Extract to read.
Advocate Ali Azam Vs. Commissioner of Taxes, 53 DLR (2001) 92

Case No: Income Tax Reference Application No. 47 of 1992

Judge: Syed Amirul Islam ,

Court: High Court Division,,

Citation: 53 DLR (2001) 92

Case Year: 2001

Appellant: Advocate Ali Azam

Respondent: Commissioner of Taxes

Subject: Income Tax,

Delivery Date: 1999-8-17

 
Supreme Court
High Court Division
(Special Original Jurisdiction)
 
Present:
Syed Amirul Islam J
SANM Rahman J
 
Ali Azam, Advocate
………………Applicant
Vs.
Commissioner of Taxes
………………Respondent
 
Judgment
August 17, 1999.
 
Income Tax Ordinance (XXXVI of 1984)
Section 32 (5) (b) (i)
In the instant case the property of the assessee was exchanged with the properties of two other persons of equal value. Hence the applicant is entitled to get the benefit of section 32 inasmuch as by the exchange he acquired an immovable property of the same value which is an investment as provided by the section in that view no capital gain taxes can be charged in respect of the transaction. ….. (5)
 
Lawyers Involved:
AFM Firojuddin Bhuiyan, Advocate — For the Applicant.
Not represented- the Respondent.
 
Income Tax Reference Application No. 47 of 1992
 
JUDGMENT
Syed Amirul Islam J.
 
1. This reference application at the instance of the Assessee appellant arises out of assessment made by the Assistant Commissioner of Taxes, Noakhali, Circle-1, Noakhali, for the assessment year 1987-88 vide his order dated nil under section 83(2) of the Income Tax Ordinance, 1984 on a total income of Taka 3,24,388.00 and being aggrieved by the said assessment the applicant preferred an appeal before the Appellate Joint Commissioner of Taxes Comilla Range, Chittagong (South) Zone, Comilla whereupon the Joint Appellate Commissioner of Taxes accepted the appeal and reduced the income made by the Assistant Commissioner of Taxes by his order dated 19-2-91. The respondent being aggrieved by the aforesaid order of the Appellate Joint Commissioner of Taxes filed an appeal before the Taxes Appellate Tribunal and the Additional Bench No.2, Chittagong of Taxes Appellate Tribunal after hearing the parties modified and set aside the order of the Appellate Joint Commissioner of Taxes by its order dated 28-11-91 and being aggrieved by the said order of the Income Tax Appellate Tribunal the assessee applicant preferred this reference to answer the following questions:
 
(i) Whether the Assistant Commission of Taxes, Appellate Joint Commissioner of Taxes and Taxes Appellate Tribunal were justified in estimating professional income without giving any basis whatsoever.

Given instruction 1.
In the income tax judgment, rewrite the paragraph beginning "This reference application at the instance of the Assessee appellant" as a concise list that keeps its main facts.
Given instruction 2.
Write the next part of the income tax judgment, continuing after its last sentence.
The entries that come after the income tax judgment are separate material.

Extracted records.
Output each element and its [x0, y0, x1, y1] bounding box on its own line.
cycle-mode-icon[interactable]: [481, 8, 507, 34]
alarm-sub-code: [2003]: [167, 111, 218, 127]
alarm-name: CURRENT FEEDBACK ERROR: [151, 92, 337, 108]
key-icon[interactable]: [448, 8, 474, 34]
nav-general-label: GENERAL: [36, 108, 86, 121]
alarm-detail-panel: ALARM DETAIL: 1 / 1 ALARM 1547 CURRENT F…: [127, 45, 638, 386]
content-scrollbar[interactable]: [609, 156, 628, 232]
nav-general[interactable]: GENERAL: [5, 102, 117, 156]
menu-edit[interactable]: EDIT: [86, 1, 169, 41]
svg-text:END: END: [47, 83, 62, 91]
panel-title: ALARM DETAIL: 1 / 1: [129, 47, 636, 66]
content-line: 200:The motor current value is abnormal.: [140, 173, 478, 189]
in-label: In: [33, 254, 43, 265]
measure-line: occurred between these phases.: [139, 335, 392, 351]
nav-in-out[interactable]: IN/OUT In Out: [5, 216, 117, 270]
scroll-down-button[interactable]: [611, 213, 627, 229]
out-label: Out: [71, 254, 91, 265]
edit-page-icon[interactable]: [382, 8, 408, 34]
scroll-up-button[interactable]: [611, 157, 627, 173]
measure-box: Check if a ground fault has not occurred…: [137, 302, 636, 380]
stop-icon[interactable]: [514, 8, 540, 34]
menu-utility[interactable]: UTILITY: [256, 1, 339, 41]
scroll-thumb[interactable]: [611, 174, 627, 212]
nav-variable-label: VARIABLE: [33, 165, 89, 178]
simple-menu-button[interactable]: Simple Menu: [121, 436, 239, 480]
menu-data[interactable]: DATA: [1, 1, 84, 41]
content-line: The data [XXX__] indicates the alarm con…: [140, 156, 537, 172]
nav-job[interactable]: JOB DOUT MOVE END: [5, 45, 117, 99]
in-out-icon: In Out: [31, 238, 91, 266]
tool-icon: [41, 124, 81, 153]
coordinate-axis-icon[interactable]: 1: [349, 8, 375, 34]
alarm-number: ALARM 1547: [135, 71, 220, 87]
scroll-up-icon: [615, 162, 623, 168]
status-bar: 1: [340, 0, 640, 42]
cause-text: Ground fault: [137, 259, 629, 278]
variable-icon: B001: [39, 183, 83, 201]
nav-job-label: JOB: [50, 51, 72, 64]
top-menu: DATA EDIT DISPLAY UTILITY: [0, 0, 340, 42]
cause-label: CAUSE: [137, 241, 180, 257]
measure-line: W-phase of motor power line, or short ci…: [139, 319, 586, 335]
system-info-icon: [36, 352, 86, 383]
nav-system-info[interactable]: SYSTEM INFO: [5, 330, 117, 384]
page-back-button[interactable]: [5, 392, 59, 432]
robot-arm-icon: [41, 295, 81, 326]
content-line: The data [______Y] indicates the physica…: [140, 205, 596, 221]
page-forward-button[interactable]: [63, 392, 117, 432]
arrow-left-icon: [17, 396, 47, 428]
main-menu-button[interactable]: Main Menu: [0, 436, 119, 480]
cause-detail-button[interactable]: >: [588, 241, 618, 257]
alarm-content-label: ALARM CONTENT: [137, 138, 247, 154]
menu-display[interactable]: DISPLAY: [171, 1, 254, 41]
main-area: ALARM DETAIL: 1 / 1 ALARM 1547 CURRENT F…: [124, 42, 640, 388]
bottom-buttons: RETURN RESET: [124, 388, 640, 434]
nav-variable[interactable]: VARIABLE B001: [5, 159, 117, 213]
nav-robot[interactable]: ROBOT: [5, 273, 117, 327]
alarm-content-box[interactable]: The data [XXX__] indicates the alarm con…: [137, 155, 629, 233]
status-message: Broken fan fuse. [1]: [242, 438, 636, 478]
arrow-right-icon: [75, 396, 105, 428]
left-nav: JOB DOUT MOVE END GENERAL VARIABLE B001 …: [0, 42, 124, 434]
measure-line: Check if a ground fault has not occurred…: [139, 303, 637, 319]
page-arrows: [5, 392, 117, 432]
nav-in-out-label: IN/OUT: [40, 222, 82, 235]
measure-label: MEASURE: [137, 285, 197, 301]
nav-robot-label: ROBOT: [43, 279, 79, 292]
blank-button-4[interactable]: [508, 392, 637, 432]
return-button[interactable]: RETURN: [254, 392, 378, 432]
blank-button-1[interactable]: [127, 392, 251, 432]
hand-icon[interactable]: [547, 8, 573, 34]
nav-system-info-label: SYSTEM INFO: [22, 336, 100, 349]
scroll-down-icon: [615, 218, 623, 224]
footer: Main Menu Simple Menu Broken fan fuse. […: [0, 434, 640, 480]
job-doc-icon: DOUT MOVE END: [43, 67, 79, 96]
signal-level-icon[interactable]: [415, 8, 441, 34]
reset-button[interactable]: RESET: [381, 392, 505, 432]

Exercise result 1.
- **Assessment:** The Assistant Commissioner of Taxes, Noakhali, Circle-1, assessed the applicant for the 1987-88 assessment year under section 83(2) of the Income Tax Ordinance, 1984. The assessment was on a total income of Taka 3,24,388.00, by an order dated nil.
- **First appeal:** The applicant appealed to the Appellate Joint Commissioner of Taxes, Comilla Range, Chittagong (South) Zone, Comilla. That authority accepted the appeal and reduced the assessed income by order dated 19-2-91.
- **Second appeal:** The respondent appealed to the Taxes Appellate Tribunal. After hearing the parties, Additional Bench No.2, Chittagong, modified and set aside the Appellate Joint Commissioner's order by order dated 28-11-91.
- **Reference:** The assessee applicant, aggrieved by the Tribunal's order, brought this reference to have certain questions answered.

Exercise result 2.
(ii) Whether the Assistant Commissioner of Taxes has been justified in imposing income from house property though the petitioner has neither been legal or beneficial owner of the property and the Taxes Appellate Tribunal was justified in maintaining the imposition.
(iii) Whether the Assistant Commissioner of Taxes has been justified in estimating the value of the property without giving any basis for such estimate and the Taxes Appellate Tribunal was justified in law to set aside the order of the learned Appellate Joint Commissioner of Taxes and ordering restoration of the order of the Assistant Commissioner of Taxes in spite of the fact that the learned Appellate Joint Commissioner of Taxes based the estimate on Inspector’s report made through local enquiry.
iv) Whether the Assistant Commissioner of Taxes was justified in estimating family expenses without any basis and the Taxes Appellate Tribunal was justified in maintaining the estimate.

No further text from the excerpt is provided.